§ **The input**:
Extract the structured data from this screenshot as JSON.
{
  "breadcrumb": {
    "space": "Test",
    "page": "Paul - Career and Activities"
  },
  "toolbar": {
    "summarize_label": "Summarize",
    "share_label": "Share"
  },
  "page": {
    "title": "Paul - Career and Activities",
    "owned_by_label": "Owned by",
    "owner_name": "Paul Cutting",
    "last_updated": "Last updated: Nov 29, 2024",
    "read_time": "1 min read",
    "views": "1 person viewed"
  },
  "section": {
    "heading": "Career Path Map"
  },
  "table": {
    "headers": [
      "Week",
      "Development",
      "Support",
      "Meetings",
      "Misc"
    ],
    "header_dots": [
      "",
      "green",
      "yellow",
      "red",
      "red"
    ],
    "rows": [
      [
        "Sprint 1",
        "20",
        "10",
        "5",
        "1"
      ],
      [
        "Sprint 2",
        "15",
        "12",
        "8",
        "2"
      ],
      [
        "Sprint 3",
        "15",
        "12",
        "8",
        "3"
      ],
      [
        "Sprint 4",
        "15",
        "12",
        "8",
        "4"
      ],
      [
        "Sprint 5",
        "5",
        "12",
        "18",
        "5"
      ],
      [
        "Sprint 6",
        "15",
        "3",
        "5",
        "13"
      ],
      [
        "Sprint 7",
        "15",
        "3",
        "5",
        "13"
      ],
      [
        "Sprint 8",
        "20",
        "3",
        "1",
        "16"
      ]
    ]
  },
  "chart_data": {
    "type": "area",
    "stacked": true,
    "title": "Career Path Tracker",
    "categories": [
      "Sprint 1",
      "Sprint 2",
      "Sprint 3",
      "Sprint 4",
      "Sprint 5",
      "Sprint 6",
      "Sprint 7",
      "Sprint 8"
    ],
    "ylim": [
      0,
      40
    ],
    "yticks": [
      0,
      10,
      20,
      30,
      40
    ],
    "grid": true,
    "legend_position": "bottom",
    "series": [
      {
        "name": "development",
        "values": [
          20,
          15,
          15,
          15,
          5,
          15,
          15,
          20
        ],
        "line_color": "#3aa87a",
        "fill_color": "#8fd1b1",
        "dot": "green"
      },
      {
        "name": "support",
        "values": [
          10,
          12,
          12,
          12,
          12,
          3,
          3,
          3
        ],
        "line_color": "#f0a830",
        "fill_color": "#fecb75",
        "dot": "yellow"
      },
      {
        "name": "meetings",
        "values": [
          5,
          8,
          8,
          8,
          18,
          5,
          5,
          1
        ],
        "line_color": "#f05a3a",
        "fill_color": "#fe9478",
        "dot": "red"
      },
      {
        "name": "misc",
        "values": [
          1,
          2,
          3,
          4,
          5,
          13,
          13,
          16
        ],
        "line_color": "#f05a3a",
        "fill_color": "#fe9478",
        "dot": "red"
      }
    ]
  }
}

§ **The request**: Extract every record. Keep wording exact.

§ **Task solution**:
Extract the structured data from this screenshot as JSON.
{
  "breadcrumb": {
    "space": "Test",
    "page": "Paul - Career and Activities"
  },
  "toolbar": {
    "summarize_label": "Summarize",
    "share_label": "Share"
  },
  "page": {
    "title": "Paul - Career and Activities",
    "owned_by_label": "Owned by",
    "owner_name": "Paul Cutting",
    "last_updated": "Last updated: Nov 29, 2024",
    "read_time": "1 min read",
    "views": "1 person viewed"
  },
  "section": {
    "heading": "Career Path Map"
  },
  "table": {
    "headers": [
      "Week",
      "Development",
      "Support",
      "Meetings",
      "Misc"
    ],
    "header_dots": [
      "",
      "green",
      "yellow",
      "red",
      "red"
    ],
    "rows": [
      [
        "Sprint 1",
        "20",
        "10",
        "5",
        "1"
      ],
      [
        "Sprint 2",
        "15",
        "12",
        "8",
        "2"
      ],
      [
        "Sprint 3",
        "15",
        "12",
        "8",
        "3"
      ],
      [
        "Sprint 4",
        "15",
        "12",
        "8",
        "4"
      ],
      [
        "Sprint 5",
        "5",
        "12",
        "18",
        "5"
      ],
      [
        "Sprint 6",
        "15",
        "3",
        "5",
        "13"
      ],
      [
        "Sprint 7",
        "15",
        "3",
        "5",
        "13"
      ],
      [
        "Sprint 8",
        "20",
        "3",
        "1",
        "16"
      ]
    ]
  },
  "chart_data": {
    "type": "area",
    "stacked": true,
    "title": "Career Path Tracker",
    "categories": [
      "Sprint 1",
      "Sprint 2",
      "Sprint 3",
      "Sprint 4",
      "Sprint 5",
      "Sprint 6",
      "Sprint 7",
      "Sprint 8"
    ],
    "ylim": [
      0,
      40
    ],
    "yticks": [
      0,
      10,
      20,
      30,
      40
    ],
    "grid": true,
    "legend_position": "bottom",
    "series": [
      {
        "name": "development",
        "values": [
          20,
          15,
          15,
          15,
          5,
          15,
          15,
          20
        ],
        "line_color": "#3aa87a",
        "fill_color": "#8fd1b1",
        "dot": "green"
      },
      {
        "name": "support",
        "values": [
          10,
          12,
          12,
          12,
          12,
          3,
          3,
          3
        ],
        "line_color": "#f0a830",
        "fill_color": "#fecb75",
        "dot": "yellow"
      },
      {
        "name": "meetings",
        "values": [
          5,
          8,
          8,
          8,
          18,
          5,
          5,
          1
        ],
        "line_color": "#f05a3a",
        "fill_color": "#fe9478",
        "dot": "red"
      },
      {
        "name": "misc",
        "values": [
          1,
          2,
          3,
          4,
          5,
          13,
          13,
          16
        ],
        "line_color": "#f05a3a",
        "fill_color": "#fe9478",
        "dot": "red"
      }
    ]
  }
}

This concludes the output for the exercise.